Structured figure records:
----------------------------------------

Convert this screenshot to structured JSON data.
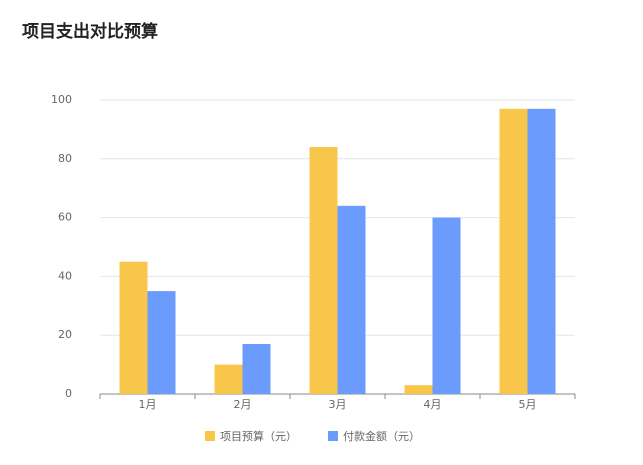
{
  "chart_data": {
    "type": "bar",
    "title": "项目支出对比预算",
    "categories": [
      "1月",
      "2月",
      "3月",
      "4月",
      "5月"
    ],
    "series": [
      {
        "name": "项目预算（元）",
        "color": "#f8c64b",
        "values": [
          45,
          10,
          84,
          3,
          97
        ]
      },
      {
        "name": "付款金额（元）",
        "color": "#6b9bfc",
        "values": [
          35,
          17,
          64,
          60,
          97
        ]
      }
    ],
    "ylim": [
      0,
      100
    ],
    "yticks": [
      0,
      20,
      40,
      60,
      80,
      100
    ],
    "grid": true,
    "legend": "bottom"
  }
}
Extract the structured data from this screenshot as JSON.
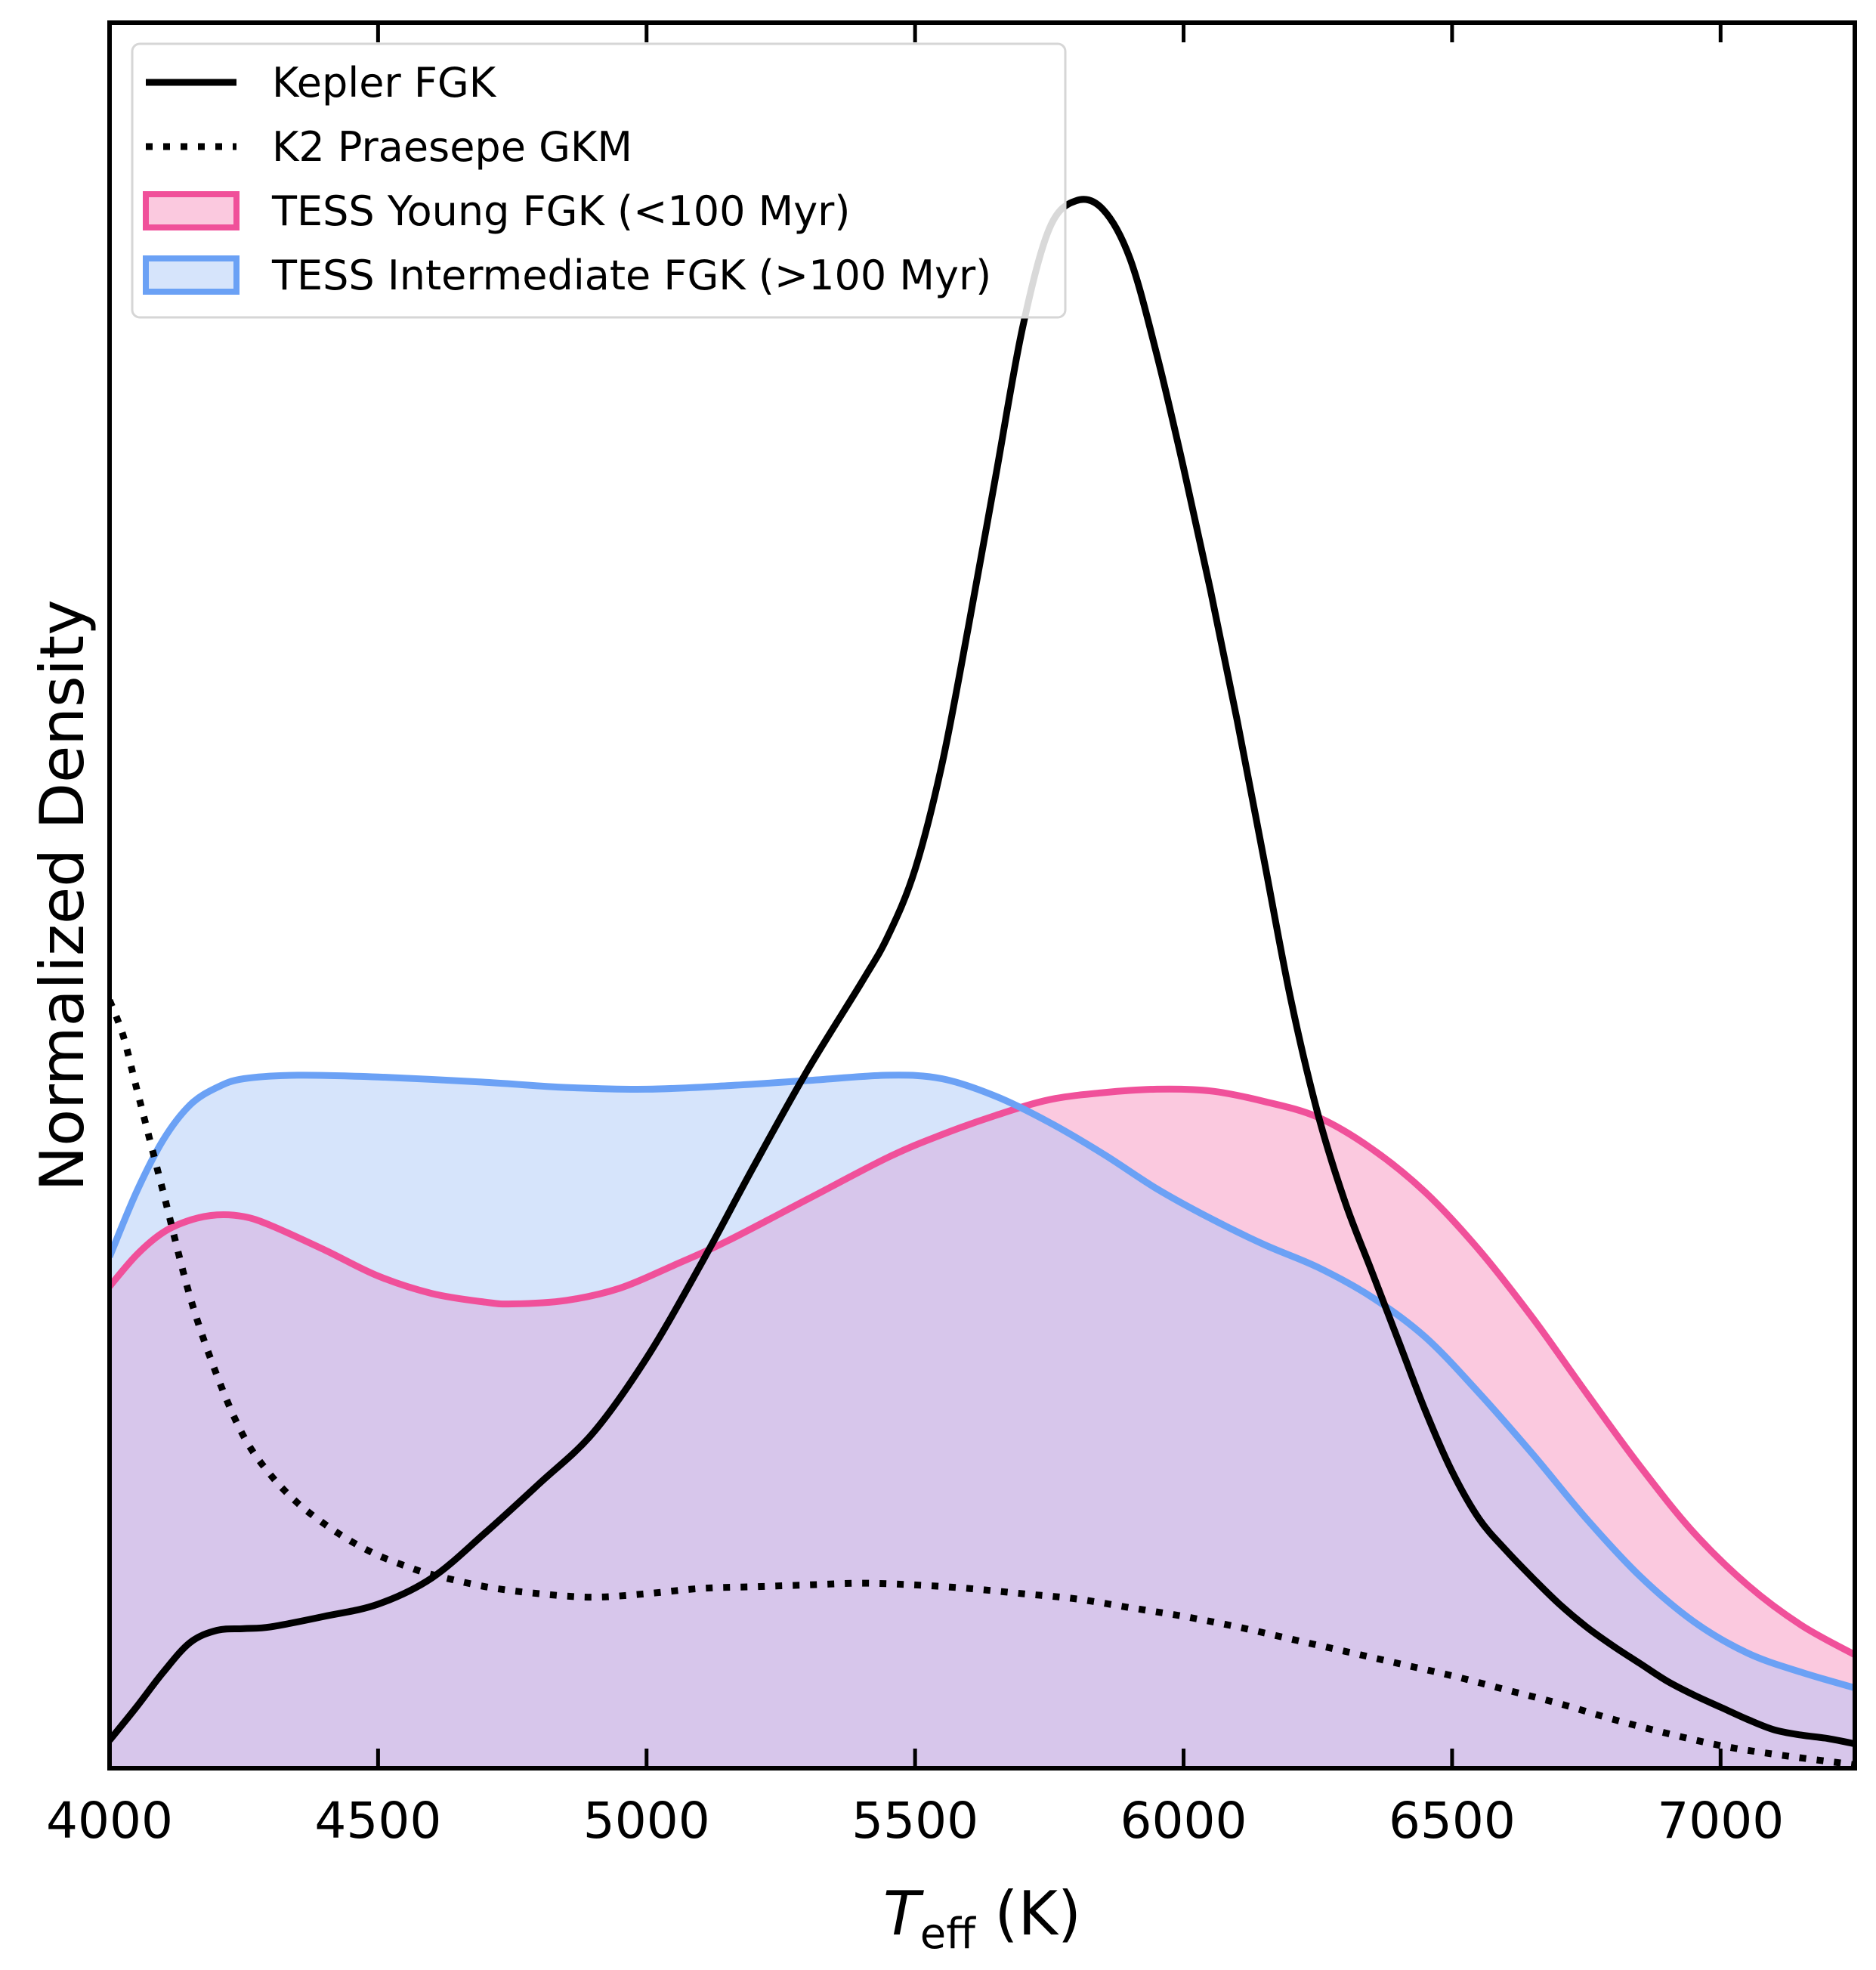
{
  "chart_data": {
    "type": "area",
    "xlabel": "T",
    "xlabel_sub": "eff",
    "xlabel_unit": " (K)",
    "ylabel": "Normalized Density",
    "xlim": [
      4000,
      7250
    ],
    "ylim": [
      0,
      1.0
    ],
    "xticks": [
      4000,
      4500,
      5000,
      5500,
      6000,
      6500,
      7000
    ],
    "yticks_shown": false,
    "tick_direction": "in",
    "grid": false,
    "legend_position": "top-left",
    "series": [
      {
        "name": "TESS Young FGK (<100 Myr)",
        "style": "filled",
        "stroke": "#f0509a",
        "fill": "#fbc9df",
        "points": [
          [
            4000,
            0.276
          ],
          [
            4050,
            0.294
          ],
          [
            4100,
            0.307
          ],
          [
            4150,
            0.314
          ],
          [
            4200,
            0.317
          ],
          [
            4250,
            0.316
          ],
          [
            4300,
            0.311
          ],
          [
            4400,
            0.297
          ],
          [
            4500,
            0.282
          ],
          [
            4600,
            0.272
          ],
          [
            4700,
            0.267
          ],
          [
            4750,
            0.266
          ],
          [
            4850,
            0.268
          ],
          [
            4950,
            0.275
          ],
          [
            5050,
            0.288
          ],
          [
            5150,
            0.302
          ],
          [
            5300,
            0.326
          ],
          [
            5450,
            0.35
          ],
          [
            5550,
            0.363
          ],
          [
            5650,
            0.374
          ],
          [
            5750,
            0.383
          ],
          [
            5850,
            0.387
          ],
          [
            5950,
            0.389
          ],
          [
            6050,
            0.388
          ],
          [
            6150,
            0.382
          ],
          [
            6250,
            0.373
          ],
          [
            6350,
            0.355
          ],
          [
            6450,
            0.33
          ],
          [
            6550,
            0.297
          ],
          [
            6650,
            0.258
          ],
          [
            6750,
            0.215
          ],
          [
            6850,
            0.173
          ],
          [
            6950,
            0.135
          ],
          [
            7050,
            0.105
          ],
          [
            7150,
            0.082
          ],
          [
            7250,
            0.065
          ]
        ]
      },
      {
        "name": "TESS Intermediate FGK (>100 Myr)",
        "style": "filled",
        "stroke": "#6ba1f5",
        "fill": "#d6e4fb",
        "points": [
          [
            4000,
            0.293
          ],
          [
            4050,
            0.33
          ],
          [
            4100,
            0.36
          ],
          [
            4150,
            0.38
          ],
          [
            4200,
            0.39
          ],
          [
            4250,
            0.395
          ],
          [
            4350,
            0.397
          ],
          [
            4500,
            0.396
          ],
          [
            4700,
            0.393
          ],
          [
            4850,
            0.39
          ],
          [
            5000,
            0.389
          ],
          [
            5150,
            0.391
          ],
          [
            5300,
            0.394
          ],
          [
            5450,
            0.397
          ],
          [
            5550,
            0.395
          ],
          [
            5650,
            0.385
          ],
          [
            5750,
            0.37
          ],
          [
            5850,
            0.352
          ],
          [
            5950,
            0.332
          ],
          [
            6050,
            0.315
          ],
          [
            6150,
            0.3
          ],
          [
            6250,
            0.287
          ],
          [
            6350,
            0.27
          ],
          [
            6450,
            0.247
          ],
          [
            6550,
            0.215
          ],
          [
            6650,
            0.18
          ],
          [
            6750,
            0.143
          ],
          [
            6850,
            0.11
          ],
          [
            6950,
            0.084
          ],
          [
            7050,
            0.066
          ],
          [
            7150,
            0.055
          ],
          [
            7250,
            0.046
          ]
        ]
      },
      {
        "name": "Kepler FGK",
        "style": "solid",
        "stroke": "#000000",
        "points": [
          [
            4000,
            0.016
          ],
          [
            4050,
            0.035
          ],
          [
            4100,
            0.055
          ],
          [
            4150,
            0.072
          ],
          [
            4200,
            0.079
          ],
          [
            4250,
            0.08
          ],
          [
            4300,
            0.081
          ],
          [
            4400,
            0.087
          ],
          [
            4500,
            0.094
          ],
          [
            4600,
            0.109
          ],
          [
            4700,
            0.135
          ],
          [
            4800,
            0.163
          ],
          [
            4900,
            0.192
          ],
          [
            5000,
            0.235
          ],
          [
            5100,
            0.288
          ],
          [
            5200,
            0.345
          ],
          [
            5300,
            0.4
          ],
          [
            5400,
            0.45
          ],
          [
            5450,
            0.477
          ],
          [
            5500,
            0.515
          ],
          [
            5550,
            0.575
          ],
          [
            5600,
            0.655
          ],
          [
            5650,
            0.74
          ],
          [
            5700,
            0.825
          ],
          [
            5750,
            0.882
          ],
          [
            5800,
            0.898
          ],
          [
            5850,
            0.893
          ],
          [
            5900,
            0.865
          ],
          [
            5950,
            0.81
          ],
          [
            6000,
            0.745
          ],
          [
            6050,
            0.675
          ],
          [
            6100,
            0.6
          ],
          [
            6150,
            0.52
          ],
          [
            6200,
            0.44
          ],
          [
            6250,
            0.375
          ],
          [
            6300,
            0.325
          ],
          [
            6350,
            0.285
          ],
          [
            6400,
            0.245
          ],
          [
            6450,
            0.205
          ],
          [
            6500,
            0.17
          ],
          [
            6550,
            0.143
          ],
          [
            6600,
            0.125
          ],
          [
            6650,
            0.109
          ],
          [
            6700,
            0.094
          ],
          [
            6750,
            0.081
          ],
          [
            6800,
            0.07
          ],
          [
            6850,
            0.06
          ],
          [
            6900,
            0.05
          ],
          [
            6950,
            0.042
          ],
          [
            7000,
            0.035
          ],
          [
            7050,
            0.028
          ],
          [
            7100,
            0.022
          ],
          [
            7150,
            0.019
          ],
          [
            7200,
            0.017
          ],
          [
            7250,
            0.014
          ]
        ]
      },
      {
        "name": "K2 Praesepe GKM",
        "style": "dotted",
        "stroke": "#000000",
        "points": [
          [
            4000,
            0.44
          ],
          [
            4025,
            0.42
          ],
          [
            4050,
            0.39
          ],
          [
            4100,
            0.33
          ],
          [
            4150,
            0.27
          ],
          [
            4200,
            0.225
          ],
          [
            4250,
            0.19
          ],
          [
            4300,
            0.168
          ],
          [
            4350,
            0.152
          ],
          [
            4400,
            0.14
          ],
          [
            4450,
            0.13
          ],
          [
            4500,
            0.122
          ],
          [
            4550,
            0.116
          ],
          [
            4600,
            0.111
          ],
          [
            4700,
            0.104
          ],
          [
            4800,
            0.1
          ],
          [
            4900,
            0.098
          ],
          [
            5000,
            0.1
          ],
          [
            5100,
            0.103
          ],
          [
            5200,
            0.104
          ],
          [
            5300,
            0.105
          ],
          [
            5400,
            0.106
          ],
          [
            5500,
            0.105
          ],
          [
            5600,
            0.103
          ],
          [
            5700,
            0.1
          ],
          [
            5800,
            0.097
          ],
          [
            5900,
            0.092
          ],
          [
            6000,
            0.087
          ],
          [
            6100,
            0.081
          ],
          [
            6200,
            0.074
          ],
          [
            6300,
            0.067
          ],
          [
            6400,
            0.06
          ],
          [
            6500,
            0.053
          ],
          [
            6600,
            0.045
          ],
          [
            6700,
            0.037
          ],
          [
            6800,
            0.028
          ],
          [
            6900,
            0.02
          ],
          [
            7000,
            0.013
          ],
          [
            7100,
            0.008
          ],
          [
            7250,
            0.002
          ]
        ]
      }
    ],
    "legend": [
      {
        "label": "Kepler FGK",
        "style": "solid"
      },
      {
        "label": "K2 Praesepe GKM",
        "style": "dotted"
      },
      {
        "label": "TESS Young FGK (<100 Myr)",
        "style": "patch",
        "stroke": "#f0509a",
        "fill": "#fbc9df"
      },
      {
        "label": "TESS Intermediate FGK (>100 Myr)",
        "style": "patch",
        "stroke": "#6ba1f5",
        "fill": "#d6e4fb"
      }
    ],
    "overlap_fill": "#d7c6eb"
  }
}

----------------------------------------

__Task statement__. Gather all lines of the records that include the word "name".

__Task solution__.
        "name": "项目预算（元）",
        "name": "付款金额（元）",
        "name": "TESS Young FGK (<100 Myr)",
        "name": "TESS Intermediate FGK (>100 Myr)",
        "name": "Kepler FGK",
        "name": "K2 Praesepe GKM",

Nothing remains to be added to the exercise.